▶ [What is required] Return all lines with the word "SNillll" in them.

[Dataset items]
....

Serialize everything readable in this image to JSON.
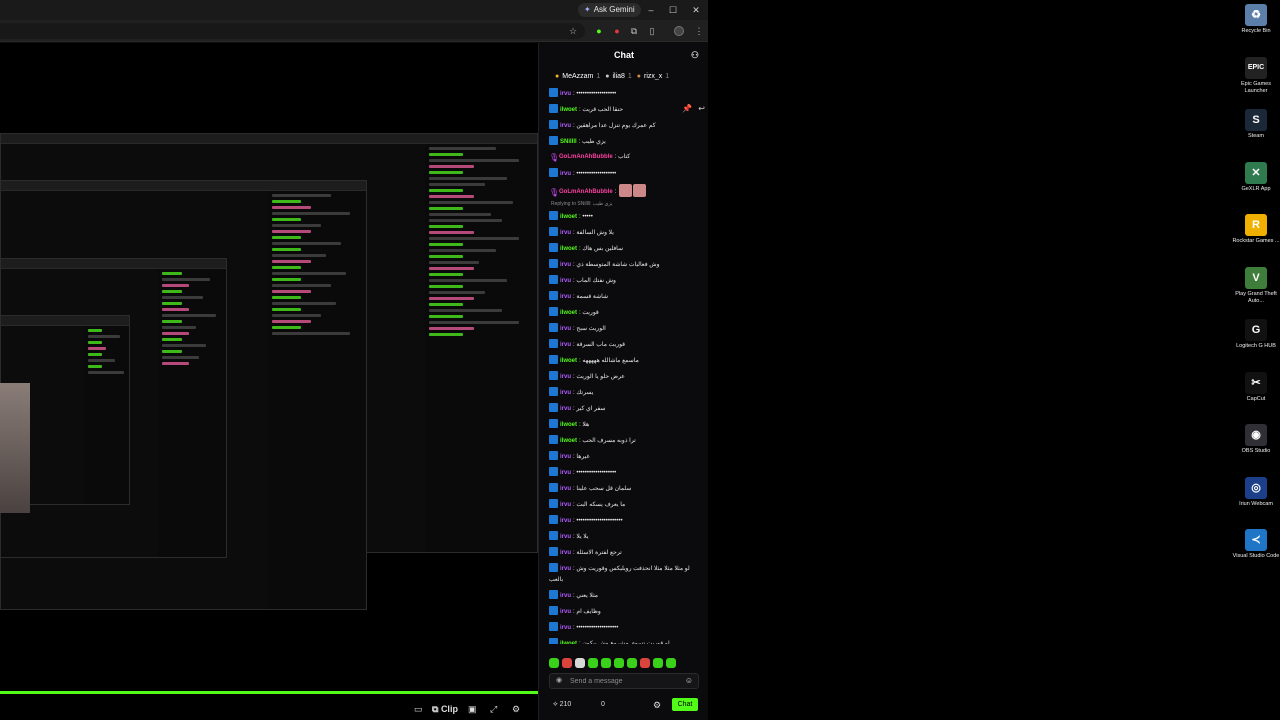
{
  "browser": {
    "ask_gemini": "Ask Gemini",
    "window_buttons": [
      "–",
      "☐",
      "✕"
    ]
  },
  "player": {
    "clip_label": "Clip"
  },
  "chat": {
    "title": "Chat",
    "leaderboard": [
      {
        "name": "MeAzzam",
        "count": "1",
        "rank": "gold"
      },
      {
        "name": "ilia8",
        "count": "1",
        "rank": "silver"
      },
      {
        "name": "rizx_x",
        "count": "1",
        "rank": "bronze"
      }
    ],
    "messages": [
      {
        "user": "irvu",
        "color": "purple",
        "text": "•••••••••••••••••••"
      },
      {
        "user": "ilwoet",
        "color": "green",
        "text": "حنقا الحب قريت",
        "hover": true
      },
      {
        "user": "irvu",
        "color": "purple",
        "text": "كم عمرك يوم تنزل عدا مراهقين"
      },
      {
        "user": "SNillll",
        "color": "green",
        "text": "يزي طيب"
      },
      {
        "user": "GoLmAnAhBubble",
        "color": "pink",
        "text": "كتاب",
        "mic": true
      },
      {
        "user": "irvu",
        "color": "purple",
        "text": "•••••••••••••••••••"
      },
      {
        "user": "GoLmAnAhBubble",
        "color": "pink",
        "text": "",
        "mic": true,
        "emotes": 2
      },
      {
        "reply": "Replying to SNillll: يزي طيب"
      },
      {
        "user": "ilwoet",
        "color": "green",
        "text": "•••••"
      },
      {
        "user": "irvu",
        "color": "purple",
        "text": "يلا وش السالفة"
      },
      {
        "user": "ilwoet",
        "color": "green",
        "text": "سافلين بس هاك"
      },
      {
        "user": "irvu",
        "color": "purple",
        "text": "وش فعاليات شاشة المتوسطة ذي"
      },
      {
        "user": "irvu",
        "color": "purple",
        "text": "وش نفتك الماب"
      },
      {
        "user": "irvu",
        "color": "purple",
        "text": "شاشة قسمة"
      },
      {
        "user": "ilwoet",
        "color": "green",
        "text": "قوريت"
      },
      {
        "user": "irvu",
        "color": "purple",
        "text": "الوريث سبح"
      },
      {
        "user": "irvu",
        "color": "purple",
        "text": "قوريت ماب السرقة"
      },
      {
        "user": "ilwoet",
        "color": "green",
        "text": "ماسمع ماشالله هههههه"
      },
      {
        "user": "irvu",
        "color": "purple",
        "text": "عرض حلو يا الوريث"
      },
      {
        "user": "irvu",
        "color": "purple",
        "text": "يسرتك"
      },
      {
        "user": "irvu",
        "color": "purple",
        "text": "سفر اي كير"
      },
      {
        "user": "ilwoet",
        "color": "green",
        "text": "هلا"
      },
      {
        "user": "ilwoet",
        "color": "green",
        "text": "ترا ذوبه مسرف الحب"
      },
      {
        "user": "irvu",
        "color": "purple",
        "text": "غيرها"
      },
      {
        "user": "irvu",
        "color": "purple",
        "text": "•••••••••••••••••••"
      },
      {
        "user": "irvu",
        "color": "purple",
        "text": "سلمان قل سحب علينا"
      },
      {
        "user": "irvu",
        "color": "purple",
        "text": "ما يعرف يسكه البت"
      },
      {
        "user": "irvu",
        "color": "purple",
        "text": "••••••••••••••••••••••"
      },
      {
        "user": "irvu",
        "color": "purple",
        "text": "يلا يلا"
      },
      {
        "user": "irvu",
        "color": "purple",
        "text": "ترجع لفترة الاسئلة"
      },
      {
        "user": "irvu",
        "color": "purple",
        "text": "لو مثلا مثلا مثلا انحذفت رويليكس وقوريت وش بالعب",
        "multi": true
      },
      {
        "user": "irvu",
        "color": "purple",
        "text": "مثلا يعني"
      },
      {
        "user": "irvu",
        "color": "purple",
        "text": "وظايف ام"
      },
      {
        "user": "irvu",
        "color": "purple",
        "text": "••••••••••••••••••••"
      },
      {
        "user": "ilwoet",
        "color": "green",
        "text": "لو قوريت تسوي مشروع وش بيكون"
      }
    ],
    "send_placeholder": "Send a message",
    "points": "210",
    "zero": "0",
    "chat_button": "Chat"
  },
  "desktop": {
    "icons": [
      {
        "label": "Recycle Bin",
        "glyph": "♻",
        "color": "#5b7fa8"
      },
      {
        "label": "Epic Games Launcher",
        "glyph": "EPIC",
        "color": "#222222"
      },
      {
        "label": "Steam",
        "glyph": "S",
        "color": "#1b2838"
      },
      {
        "label": "GeXLR App",
        "glyph": "✕",
        "color": "#2f7a4f"
      },
      {
        "label": "Rockstar Games ...",
        "glyph": "R",
        "color": "#f0b000"
      },
      {
        "label": "Play Grand Theft Auto...",
        "glyph": "V",
        "color": "#3f7d3a"
      },
      {
        "label": "Logitech G HUB",
        "glyph": "G",
        "color": "#111111"
      },
      {
        "label": "CapCut",
        "glyph": "✂",
        "color": "#111111"
      },
      {
        "label": "OBS Studio",
        "glyph": "◉",
        "color": "#302f35"
      },
      {
        "label": "Iriun Webcam",
        "glyph": "◎",
        "color": "#1c3f8a"
      },
      {
        "label": "Visual Studio Code",
        "glyph": "≺",
        "color": "#1f76c7"
      }
    ]
  }
}
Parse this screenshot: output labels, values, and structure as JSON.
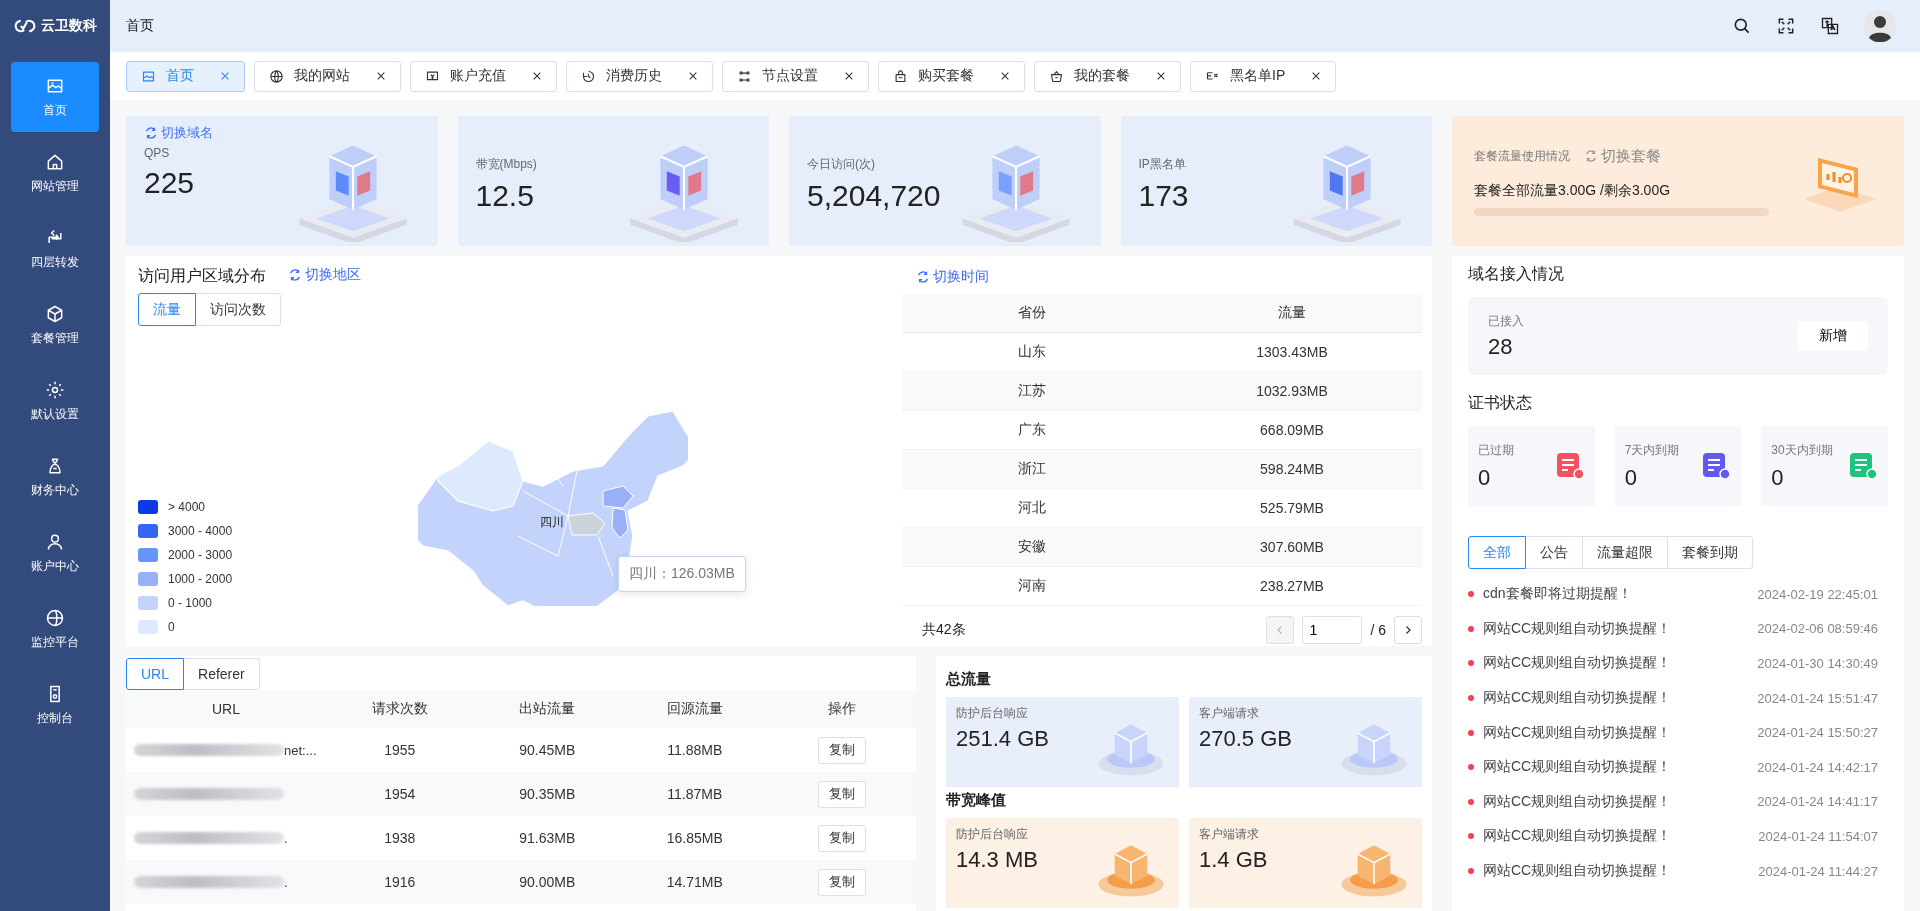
{
  "sidebar": {
    "logo": "云卫数科",
    "items": [
      {
        "label": "首页",
        "selected": true
      },
      {
        "label": "网站管理",
        "selected": false
      },
      {
        "label": "四层转发",
        "selected": false
      },
      {
        "label": "套餐管理",
        "selected": false
      },
      {
        "label": "默认设置",
        "selected": false
      },
      {
        "label": "财务中心",
        "selected": false
      },
      {
        "label": "账户中心",
        "selected": false
      },
      {
        "label": "监控平台",
        "selected": false
      },
      {
        "label": "控制台",
        "selected": false
      }
    ]
  },
  "header": {
    "breadcrumb": "首页"
  },
  "tabs": [
    {
      "label": "首页",
      "selected": true
    },
    {
      "label": "我的网站",
      "selected": false
    },
    {
      "label": "账户充值",
      "selected": false
    },
    {
      "label": "消费历史",
      "selected": false
    },
    {
      "label": "节点设置",
      "selected": false
    },
    {
      "label": "购买套餐",
      "selected": false
    },
    {
      "label": "我的套餐",
      "selected": false
    },
    {
      "label": "黑名单IP",
      "selected": false
    }
  ],
  "stats": [
    {
      "link": "切换域名",
      "label": "QPS",
      "value": "225"
    },
    {
      "label": "带宽(Mbps)",
      "value": "12.5"
    },
    {
      "label": "今日访问(次)",
      "value": "5,204,720"
    },
    {
      "label": "IP黑名单",
      "value": "173"
    }
  ],
  "plan": {
    "title": "套餐流量使用情况",
    "link": "切换套餐",
    "usage": "套餐全部流量3.00G /剩余3.00G",
    "level": 0
  },
  "region": {
    "title": "访问用户区域分布",
    "link": "切换地区",
    "modes": [
      {
        "label": "流量",
        "selected": true
      },
      {
        "label": "访问次数",
        "selected": false
      }
    ],
    "legend": [
      {
        "label": "> 4000",
        "color": "#0b3ae6"
      },
      {
        "label": "3000 - 4000",
        "color": "#3466f2"
      },
      {
        "label": "2000 - 3000",
        "color": "#6596f7"
      },
      {
        "label": "1000 - 2000",
        "color": "#97b0f8"
      },
      {
        "label": "0 - 1000",
        "color": "#c3d3fb"
      },
      {
        "label": "0",
        "color": "#dde9fc"
      }
    ],
    "map_label": "四川",
    "tooltip": "四川：126.03MB"
  },
  "province_table": {
    "link": "切换时间",
    "columns": [
      "省份",
      "流量"
    ],
    "rows": [
      [
        "山东",
        "1303.43MB"
      ],
      [
        "江苏",
        "1032.93MB"
      ],
      [
        "广东",
        "668.09MB"
      ],
      [
        "浙江",
        "598.24MB"
      ],
      [
        "河北",
        "525.79MB"
      ],
      [
        "安徽",
        "307.60MB"
      ],
      [
        "河南",
        "238.27MB"
      ]
    ],
    "total": "共42条",
    "page": "1",
    "pages": "/ 6"
  },
  "url_table": {
    "tabs": [
      {
        "label": "URL",
        "selected": true
      },
      {
        "label": "Referer",
        "selected": false
      }
    ],
    "columns": [
      "URL",
      "请求次数",
      "出站流量",
      "回源流量",
      "操作"
    ],
    "rows": [
      {
        "url_tail": "net:...",
        "requests": "1955",
        "outbound": "90.45MB",
        "origin": "11.88MB",
        "action": "复制"
      },
      {
        "requests": "1954",
        "outbound": "90.35MB",
        "origin": "11.87MB",
        "action": "复制"
      },
      {
        "url_tail": ".",
        "requests": "1938",
        "outbound": "91.63MB",
        "origin": "16.85MB",
        "action": "复制"
      },
      {
        "url_tail": ".",
        "requests": "1916",
        "outbound": "90.00MB",
        "origin": "14.71MB",
        "action": "复制"
      }
    ]
  },
  "traffic": [
    {
      "title": "总流量",
      "kind": "blue",
      "cards": [
        {
          "label": "防护后台响应",
          "value": "251.4 GB"
        },
        {
          "label": "客户端请求",
          "value": "270.5 GB"
        }
      ]
    },
    {
      "title": "带宽峰值",
      "kind": "orange",
      "cards": [
        {
          "label": "防护后台响应",
          "value": "14.3 MB"
        },
        {
          "label": "客户端请求",
          "value": "1.4 GB"
        }
      ]
    }
  ],
  "domains": {
    "title": "域名接入情况",
    "label": "已接入",
    "value": "28",
    "button": "新增"
  },
  "certs": {
    "title": "证书状态",
    "items": [
      {
        "label": "已过期",
        "value": "0",
        "color": "#f5525f"
      },
      {
        "label": "7天内到期",
        "value": "0",
        "color": "#6159f0"
      },
      {
        "label": "30天内到期",
        "value": "0",
        "color": "#1dc47e"
      }
    ]
  },
  "notices": {
    "tabs": [
      {
        "label": "全部",
        "selected": true
      },
      {
        "label": "公告",
        "selected": false
      },
      {
        "label": "流量超限",
        "selected": false
      },
      {
        "label": "套餐到期",
        "selected": false
      }
    ],
    "items": [
      {
        "title": "cdn套餐即将过期提醒！",
        "time": "2024-02-19 22:45:01"
      },
      {
        "title": "网站CC规则组自动切换提醒！",
        "time": "2024-02-06 08:59:46"
      },
      {
        "title": "网站CC规则组自动切换提醒！",
        "time": "2024-01-30 14:30:49"
      },
      {
        "title": "网站CC规则组自动切换提醒！",
        "time": "2024-01-24 15:51:47"
      },
      {
        "title": "网站CC规则组自动切换提醒！",
        "time": "2024-01-24 15:50:27"
      },
      {
        "title": "网站CC规则组自动切换提醒！",
        "time": "2024-01-24 14:42:17"
      },
      {
        "title": "网站CC规则组自动切换提醒！",
        "time": "2024-01-24 14:41:17"
      },
      {
        "title": "网站CC规则组自动切换提醒！",
        "time": "2024-01-24 11:54:07"
      },
      {
        "title": "网站CC规则组自动切换提醒！",
        "time": "2024-01-24 11:44:27"
      }
    ]
  }
}
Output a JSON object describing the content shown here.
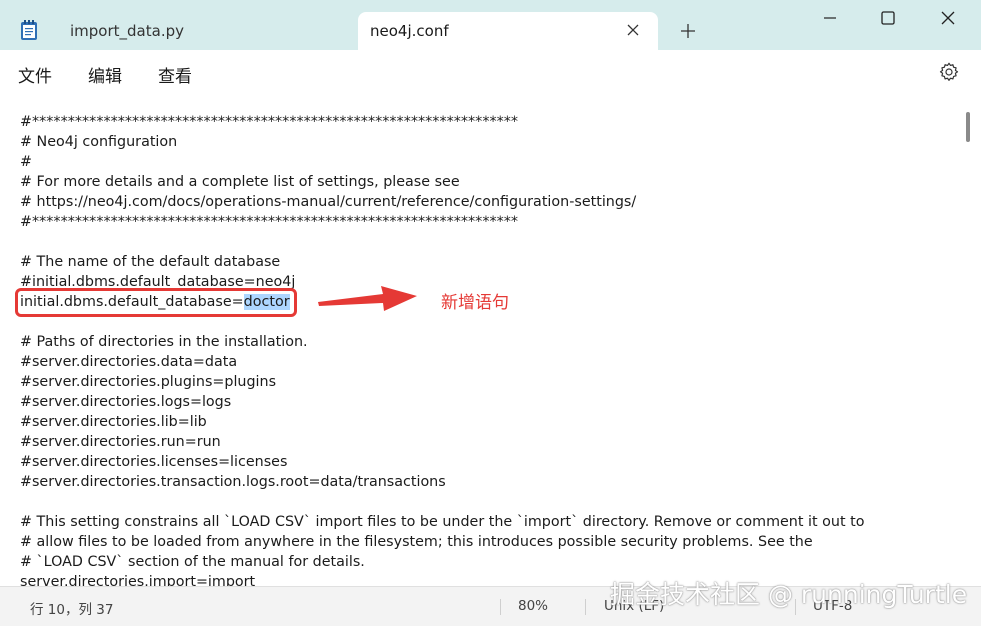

....

▶ [Exercise solution]
        "user": "SNillll",
        "reply": "Replying to SNillll: يزي طيب"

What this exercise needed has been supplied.